What is needed: Your answer should be one number: the count of lines in the records that include the word "natural".

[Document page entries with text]

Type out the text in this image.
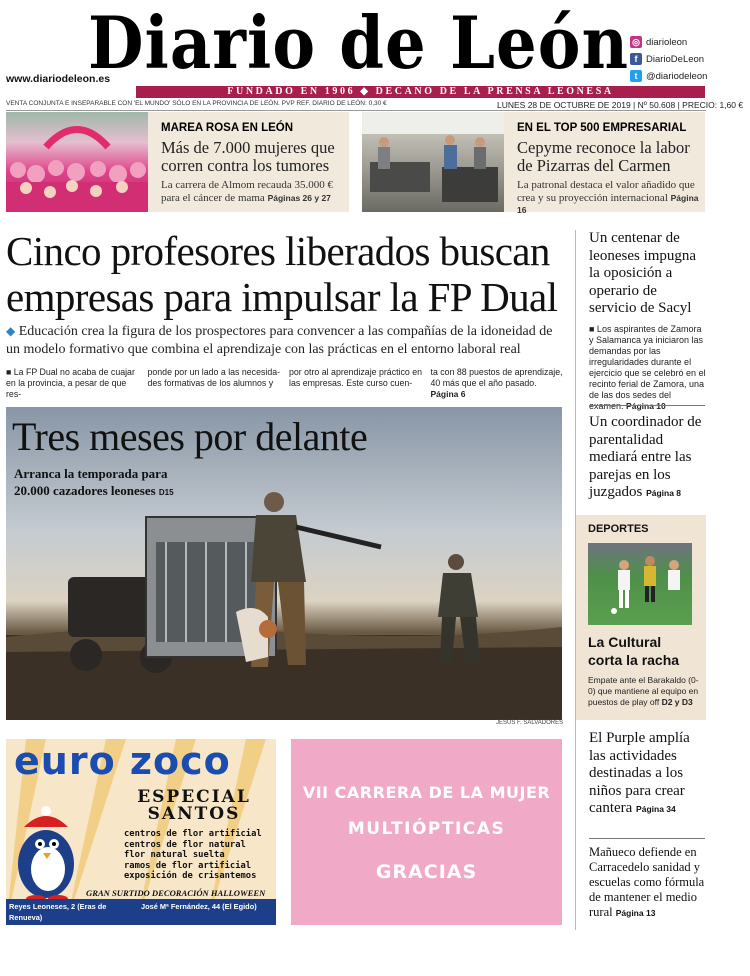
Diario de León ◎ diarioleon
f DiarioDeLeon
t @diariodeleon
www.diariodeleon.es
FUNDADO EN 1906 ◆ DECANO DE LA PRENSA LEONESA
VENTA CONJUNTA E INSEPARABLE CON 'EL MUNDO' SÓLO EN LA PROVINCIA DE LEÓN. PVP REF. DIARIO DE LEÓN: 0,30 €	LUNES 28 DE OCTUBRE DE 2019 | Nº 50.608 | PRECIO: 1,60 €
MAREA ROSA EN LEÓN
Más de 7.000 mujeres que corren contra los tumores
La carrera de Almom recauda 35.000 € para el cáncer de mama Páginas 26 y 27
EN EL TOP 500 EMPRESARIAL
Cepyme reconoce la labor de Pizarras del Carmen
La patronal destaca el valor añadido que crea y su proyección internacional Página 16
Cinco profesores liberados buscan empresas para impulsar la FP Dual
◆ Educación crea la figura de los prospectores para convencer a las compañías de la idoneidad de un modelo formativo que combina el aprendizaje con las prácticas en el entorno laboral real
■ La FP Dual no acaba de cuajar en la provincia, a pesar de que res-
ponde por un lado a las necesida-des formativas de los alumnos y
por otro al aprendizaje práctico en las empresas. Este curso cuen-
ta con 88 puestos de aprendizaje, 40 más que el año pasado. Página 6
Tres meses por delante
Arranca la temporada para
20.000 cazadores leoneses D15
JESÚS F. SALVADORES
Un centenar de leoneses impugna la oposición a operario de servicio de Sacyl
■ Los aspirantes de Zamora y Salamanca ya iniciaron las demandas por las irregularidades durante el ejercicio que se celebró en el recinto ferial de Zamora, una de las dos sedes del
Un coordinador de parentalidad mediará entre las parejas en los juzgados Página 8
DEPORTES
La Cultural corta la racha
Empate ante el Barakaldo (0-0) que mantiene al equipo en puestos de play off D2 y D3
El Purple amplía las actividades destinadas a los niños para crear cantera Página 34
Mañueco defiende en Carracedelo sanidad y escuelas como fórmula de mantener el medio rural Página 13
euro zoco
ESPECIAL
SANTOS
centros de flor artificial
centros de flor natural
flor natural suelta
ramos de flor artificial
exposición de crisantemos
GRAN SURTIDO DECORACIÓN HALLOWEEN
Reyes Leoneses, 2 (Eras de Renueva)
José Mª Fernández, 44 (El Egido)
Río Valdellorma, 1 (Pinilla)	Jaime Balmes, 5 (Palomera)
VII CARRERA DE LA MUJER
MULTIÓPTICAS
GRACIAS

Answer to this problem: 2